[BEGIN Records provided]
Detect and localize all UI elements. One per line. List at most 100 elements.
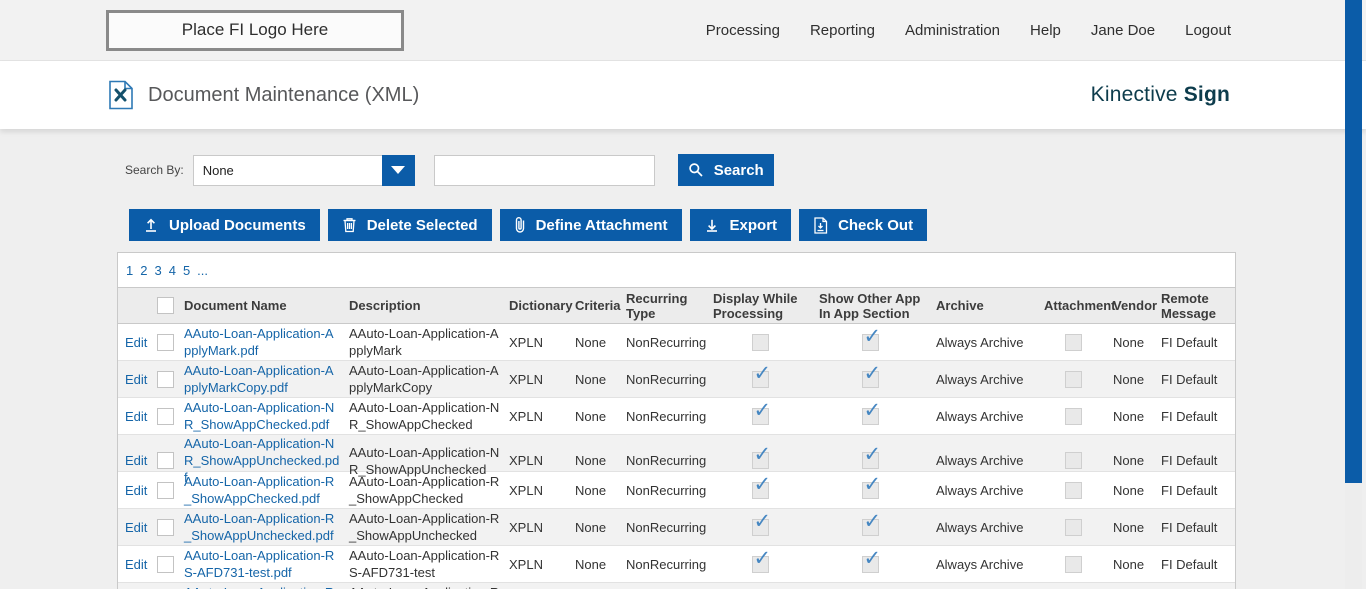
row-select-checkbox[interactable] — [156, 452, 174, 469]
recurring-type-cell: NonRecurring — [626, 408, 707, 424]
document-name-link[interactable]: AAuto-Loan-Application-R_ShowAppChecked.… — [184, 474, 335, 506]
upload-documents-button[interactable]: Upload Documents — [129, 209, 320, 241]
define-attachment-button[interactable]: Define Attachment — [499, 209, 682, 241]
show-other-app-checkbox[interactable]: ✓ — [861, 400, 881, 425]
check-out-button[interactable]: Check Out — [799, 209, 928, 241]
table-row: EditAAuto-Loan-Application-RS-AAuto-Loan… — [118, 583, 1235, 589]
show-other-app-checkbox[interactable]: ✓ — [861, 363, 881, 388]
nav-item-reporting[interactable]: Reporting — [809, 21, 875, 39]
vendor-cell: None — [1113, 408, 1145, 424]
document-name-link[interactable]: AAuto-Loan-Application-R_ShowAppUnchecke… — [184, 511, 335, 543]
row-select-checkbox[interactable] — [156, 407, 174, 425]
define-attachment-label: Define Attachment — [535, 216, 668, 234]
show-other-app-checkbox[interactable]: ✓ — [861, 326, 881, 351]
edit-cell: Edit — [118, 335, 149, 350]
remote-message-cell: FI Default — [1161, 334, 1218, 350]
show-other-app-checkbox[interactable]: ✓ — [861, 548, 881, 573]
attachment-checkbox[interactable] — [1065, 555, 1082, 573]
attachment-checkbox[interactable] — [1065, 407, 1082, 425]
nav-item-jane-doe[interactable]: Jane Doe — [1090, 21, 1156, 39]
row-select-checkbox[interactable] — [156, 518, 174, 536]
col-attachment: Attachment — [1044, 298, 1116, 313]
display-while-processing-checkbox-cell: ✓ — [706, 444, 814, 469]
document-name-cell: AAuto-Loan-Application-ApplyMark.pdf — [181, 325, 346, 359]
col-display-while-processing: Display While Processing — [713, 290, 798, 321]
show-other-app-checkbox[interactable]: ✓ — [861, 444, 881, 469]
row-select-checkbox[interactable] — [156, 555, 174, 573]
scrollbar-thumb[interactable] — [1345, 0, 1362, 483]
description-cell: AAuto-Loan-Application-RS-AFD731-test — [349, 548, 500, 580]
criteria-cell: None — [575, 556, 607, 572]
display-while-processing-checkbox[interactable]: ✓ — [751, 444, 771, 469]
export-button[interactable]: Export — [689, 209, 792, 241]
attachment-checkbox[interactable] — [1065, 333, 1082, 351]
attachment-checkbox[interactable] — [1065, 452, 1082, 469]
page-link-4[interactable]: 4 — [168, 262, 176, 278]
description-cell: AAuto-Loan-Application-R_ShowAppChecked — [349, 474, 500, 506]
attachment-checkbox[interactable] — [1065, 370, 1082, 388]
display-while-processing-checkbox[interactable] — [751, 333, 769, 351]
document-name-cell: AAuto-Loan-Application-NR_ShowAppChecked… — [181, 399, 346, 433]
nav-item-help[interactable]: Help — [1030, 21, 1061, 39]
display-while-processing-checkbox[interactable]: ✓ — [751, 474, 771, 499]
document-name-link[interactable]: AAuto-Loan-Application-NR_ShowAppUncheck… — [184, 436, 340, 485]
attachment-checkbox[interactable] — [1065, 518, 1082, 536]
attachment-checkbox-cell — [1041, 518, 1106, 536]
edit-cell: Edit — [118, 483, 149, 498]
search-by-dropdown[interactable]: None — [192, 154, 415, 186]
edit-link[interactable]: Edit — [125, 453, 148, 468]
criteria-cell: None — [575, 519, 607, 535]
display-while-processing-checkbox[interactable]: ✓ — [751, 511, 771, 536]
document-name-cell: AAuto-Loan-Application-R_ShowAppUnchecke… — [181, 510, 346, 544]
recurring-type-cell: NonRecurring — [626, 482, 707, 498]
row-select-checkbox[interactable] — [156, 333, 174, 351]
search-button[interactable]: Search — [677, 154, 774, 186]
col-remote-message: Remote Message — [1161, 290, 1216, 321]
export-label: Export — [729, 216, 778, 234]
document-name-link[interactable]: AAuto-Loan-Application-ApplyMarkCopy.pdf — [184, 363, 334, 395]
page-link-1[interactable]: 1 — [126, 262, 134, 278]
display-while-processing-checkbox[interactable]: ✓ — [751, 400, 771, 425]
show-other-app-checkbox[interactable]: ✓ — [861, 511, 881, 536]
nav-item-logout[interactable]: Logout — [1185, 21, 1231, 39]
attachment-checkbox[interactable] — [1065, 481, 1082, 499]
search-by-dropdown-value: None — [202, 162, 234, 178]
page-link-3[interactable]: 3 — [154, 262, 162, 278]
checkout-doc-icon — [813, 216, 828, 234]
select-all-checkbox[interactable] — [156, 297, 174, 314]
page-link-5[interactable]: 5 — [182, 262, 191, 278]
search-input[interactable] — [433, 154, 655, 186]
display-while-processing-checkbox[interactable]: ✓ — [751, 363, 771, 388]
row-select-checkbox[interactable] — [156, 481, 174, 499]
title-band: Document Maintenance (XML) Kinective Sig… — [0, 61, 1366, 129]
edit-link[interactable]: Edit — [125, 371, 148, 387]
document-name-cell: AAuto-Loan-Application-NR_ShowAppUncheck… — [181, 435, 346, 486]
chevron-down-icon[interactable] — [381, 154, 415, 186]
edit-link[interactable]: Edit — [125, 482, 148, 498]
vendor-cell: None — [1113, 334, 1145, 350]
document-name-link[interactable]: AAuto-Loan-Application-RS-AFD731-test.pd… — [184, 548, 335, 580]
show-other-app-checkbox[interactable]: ✓ — [861, 474, 881, 499]
col-criteria: Criteria — [575, 298, 621, 313]
document-name-cell: AAuto-Loan-Application-R_ShowAppChecked.… — [181, 473, 346, 507]
row-select-checkbox-cell — [149, 518, 181, 536]
delete-selected-button[interactable]: Delete Selected — [327, 209, 492, 241]
display-while-processing-checkbox[interactable]: ✓ — [751, 548, 771, 573]
page-link-[interactable]: ... — [197, 262, 209, 278]
document-name-link[interactable]: AAuto-Loan-Application-ApplyMark.pdf — [184, 326, 334, 358]
display-while-processing-checkbox-cell — [706, 333, 814, 351]
row-select-checkbox[interactable] — [156, 370, 174, 388]
document-name-link[interactable]: AAuto-Loan-Application-NR_ShowAppChecked… — [184, 400, 335, 432]
page-link-2[interactable]: 2 — [140, 262, 148, 278]
col-vendor: Vendor — [1113, 298, 1158, 313]
edit-link[interactable]: Edit — [125, 556, 148, 572]
recurring-type-cell: NonRecurring — [626, 371, 707, 387]
edit-link[interactable]: Edit — [125, 408, 148, 424]
nav-item-processing[interactable]: Processing — [705, 21, 780, 39]
document-name-link[interactable]: AAuto-Loan-Application-RS- — [184, 585, 334, 589]
edit-link[interactable]: Edit — [125, 334, 148, 350]
description-cell: AAuto-Loan-Application-R_ShowAppUnchecke… — [349, 511, 500, 543]
nav-item-administration[interactable]: Administration — [904, 21, 1001, 39]
attachment-checkbox-cell — [1041, 452, 1106, 469]
edit-link[interactable]: Edit — [125, 519, 148, 535]
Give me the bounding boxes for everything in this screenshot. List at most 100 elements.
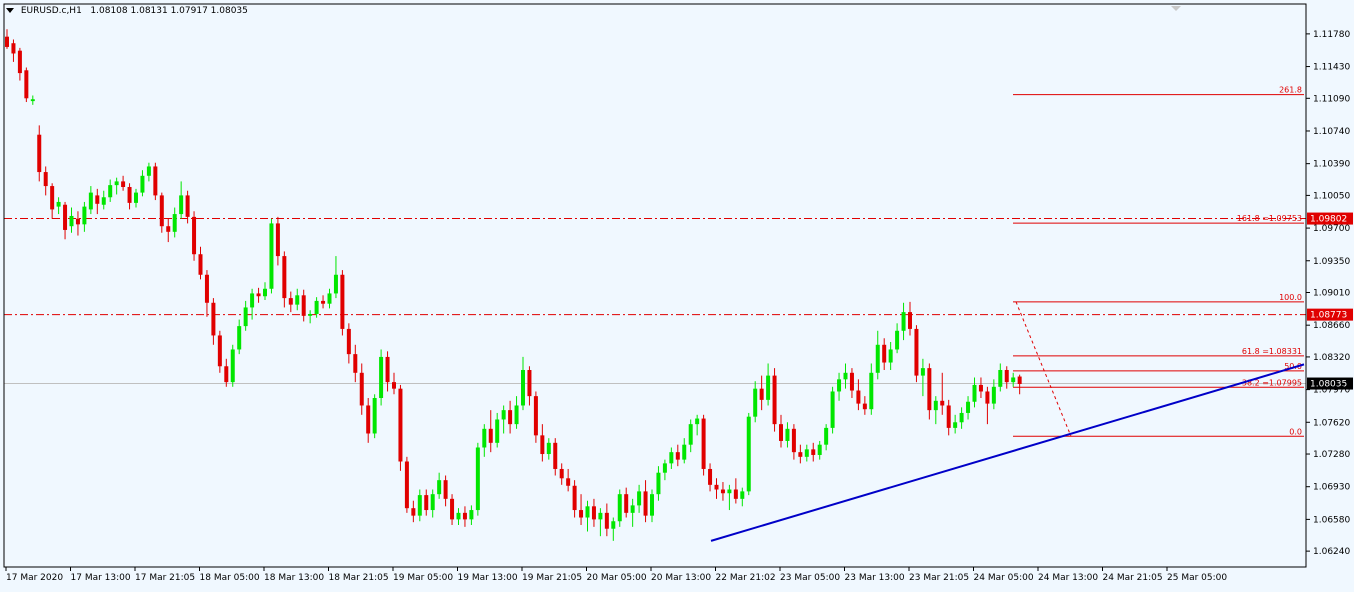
x-tick-label: 19 Mar 05:00: [393, 573, 453, 583]
candle-body: [5, 36, 9, 47]
trendline[interactable]: [710, 363, 1305, 542]
fib-anchor-line[interactable]: [1015, 301, 1072, 437]
candle-body: [333, 274, 338, 294]
candle-body: [998, 369, 1003, 387]
candle-body: [856, 390, 861, 404]
candle-body: [598, 512, 603, 520]
candle-body: [366, 405, 371, 434]
candle-body: [611, 521, 616, 529]
candle-body: [746, 416, 751, 492]
y-tick-label: 1.10390: [1313, 160, 1350, 170]
candle-body: [211, 302, 216, 336]
candle-body: [288, 298, 293, 305]
candle-body: [920, 368, 925, 376]
x-tick-label: 19 Mar 21:05: [522, 573, 582, 583]
candle-body: [811, 449, 816, 455]
candle-body: [101, 197, 106, 205]
candle-body: [540, 435, 545, 455]
candle-body: [17, 50, 22, 74]
fib-level-label: 0.0: [1289, 427, 1302, 436]
candle-body: [50, 186, 55, 210]
x-tick-label: 18 Mar 05:00: [200, 573, 260, 583]
candle-body: [11, 43, 16, 54]
candle-body: [237, 326, 242, 350]
candle-body: [875, 344, 880, 373]
candle-body: [353, 354, 358, 373]
candle-body: [843, 372, 848, 380]
candle-body: [830, 391, 835, 428]
candle-body: [933, 400, 938, 411]
x-tick-label: 24 Mar 13:00: [1038, 573, 1098, 583]
candle-body: [30, 99, 35, 102]
candle-body: [553, 442, 558, 469]
candle-body: [824, 427, 829, 445]
candle-body: [198, 254, 203, 275]
candle-body: [727, 489, 732, 494]
candle-body: [753, 388, 758, 417]
candle-body: [533, 396, 538, 436]
candle-body: [256, 293, 261, 297]
y-tick-label: 1.06930: [1313, 483, 1350, 493]
candle-body: [720, 489, 725, 494]
candle-body: [966, 401, 971, 413]
candle-body: [837, 379, 842, 392]
candle-body: [127, 186, 132, 203]
candle-body: [882, 344, 887, 363]
candle-body: [953, 422, 958, 428]
y-tick-label: 1.07970: [1313, 386, 1350, 396]
symbol-header[interactable]: EURUSD.c,H1 1.08108 1.08131 1.07917 1.08…: [6, 6, 248, 16]
candle-body: [650, 494, 654, 516]
candle-body: [250, 293, 255, 308]
y-tick-label: 1.09350: [1313, 257, 1350, 267]
candle-body: [308, 313, 313, 316]
x-tick-label: 24 Mar 05:00: [974, 573, 1034, 583]
candle-body: [404, 461, 409, 509]
candle-body: [940, 400, 945, 406]
current-price-label: 1.08035: [1310, 380, 1347, 390]
candle-body: [443, 480, 448, 499]
candle-body: [682, 444, 687, 460]
candle-body: [24, 70, 29, 99]
candle-body: [895, 330, 900, 350]
x-tick-label: 23 Mar 05:00: [780, 573, 840, 583]
x-tick-label: 19 Mar 13:00: [458, 573, 518, 583]
x-tick-label: 17 Mar 13:00: [71, 573, 131, 583]
x-tick-label: 23 Mar 13:00: [845, 573, 905, 583]
candle-body: [901, 312, 906, 331]
candle-body: [985, 391, 990, 404]
candle-body: [675, 452, 680, 460]
chart-shift-marker-icon[interactable]: [1171, 6, 1181, 11]
x-tick-label: 22 Mar 21:02: [716, 573, 776, 583]
candle-body: [927, 368, 932, 411]
candle-body: [501, 410, 506, 420]
candle-body: [849, 372, 854, 391]
y-tick-label: 1.11090: [1313, 94, 1350, 104]
candle-body: [1004, 369, 1009, 383]
candle-body: [991, 386, 996, 404]
candle-body: [172, 214, 177, 232]
y-tick-label: 1.06580: [1313, 515, 1350, 525]
candle-body: [314, 300, 319, 314]
ohlc-readout: 1.08108 1.08131 1.07917 1.08035: [90, 6, 248, 16]
candle-body: [1011, 377, 1016, 383]
x-tick-label: 18 Mar 13:00: [264, 573, 324, 583]
candle-body: [327, 293, 332, 304]
candle-body: [146, 166, 151, 176]
candle-body: [1017, 376, 1022, 385]
candle-body: [946, 405, 951, 428]
fib-level-label: 100.0: [1279, 293, 1302, 302]
candle-body: [230, 349, 235, 383]
candle-body: [282, 256, 287, 299]
candle-body: [450, 498, 455, 520]
candle-body: [75, 218, 80, 225]
candle-body: [95, 195, 100, 204]
candle-body: [159, 195, 164, 227]
candle-body: [340, 274, 345, 329]
candle-body: [417, 495, 422, 516]
candle-body: [63, 204, 68, 230]
dropdown-triangle-icon[interactable]: [6, 8, 14, 13]
fib-level-label: 50.0: [1284, 362, 1302, 371]
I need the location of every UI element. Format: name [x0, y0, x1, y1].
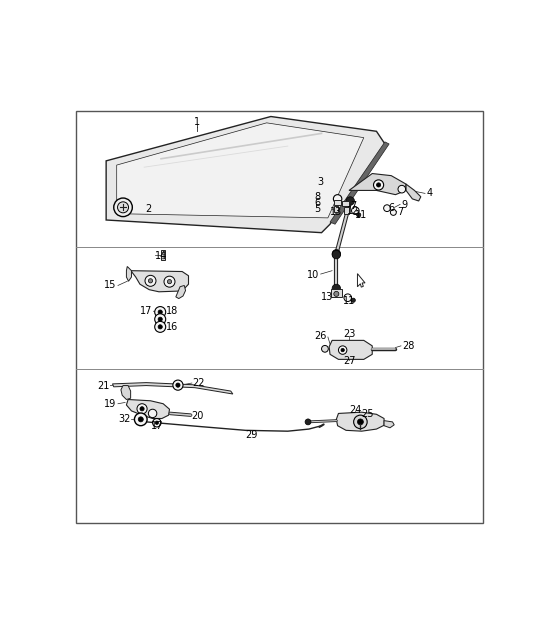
[END Records provided]
- _Exercise requirements_:
Please reproduce the entries from the line that has "x-tick-label: 19 Mar 05:00: [393, 573, 453, 583]" through the line that has "candle-body: [288, 298, 293, 305]", swapping "candle-body" for "candlestick-body" and leaving everything else unchanged.

- _Full solution_:
x-tick-label: 19 Mar 05:00: [393, 573, 453, 583]
candlestick-body: [5, 36, 9, 47]
trendline[interactable]: [710, 363, 1305, 542]
fib-anchor-line[interactable]: [1015, 301, 1072, 437]
candlestick-body: [333, 274, 338, 294]
candlestick-body: [998, 369, 1003, 387]
candlestick-body: [856, 390, 861, 404]
candlestick-body: [598, 512, 603, 520]
candlestick-body: [366, 405, 371, 434]
candlestick-body: [611, 521, 616, 529]
candlestick-body: [746, 416, 751, 492]
y-tick-label: 1.10390: [1313, 160, 1350, 170]
candlestick-body: [211, 302, 216, 336]
candlestick-body: [288, 298, 293, 305]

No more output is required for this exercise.